Entries from a dataset

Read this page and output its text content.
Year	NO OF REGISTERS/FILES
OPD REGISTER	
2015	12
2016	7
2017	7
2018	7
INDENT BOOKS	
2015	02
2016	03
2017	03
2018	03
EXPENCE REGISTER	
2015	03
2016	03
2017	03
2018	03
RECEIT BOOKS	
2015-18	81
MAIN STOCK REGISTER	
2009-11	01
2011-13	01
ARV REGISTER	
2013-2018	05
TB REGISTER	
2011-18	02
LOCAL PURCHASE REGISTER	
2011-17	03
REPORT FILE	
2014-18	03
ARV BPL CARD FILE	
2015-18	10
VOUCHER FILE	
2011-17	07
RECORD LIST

## Stated goal
Return what is listed above, exactly and completely.

## Full response
Read this page and output its text content.
Year	NO OF REGISTERS/FILES
OPD REGISTER	
2015	12
2016	7
2017	7
2018	7
INDENT BOOKS	
2015	02
2016	03
2017	03
2018	03
EXPENCE REGISTER	
2015	03
2016	03
2017	03
2018	03
RECEIT BOOKS	
2015-18	81
MAIN STOCK REGISTER	
2009-11	01
2011-13	01
ARV REGISTER	
2013-2018	05
TB REGISTER	
2011-18	02
LOCAL PURCHASE REGISTER	
2011-17	03
REPORT FILE	
2014-18	03
ARV BPL CARD FILE	
2015-18	10
VOUCHER FILE	
2011-17	07
RECORD LIST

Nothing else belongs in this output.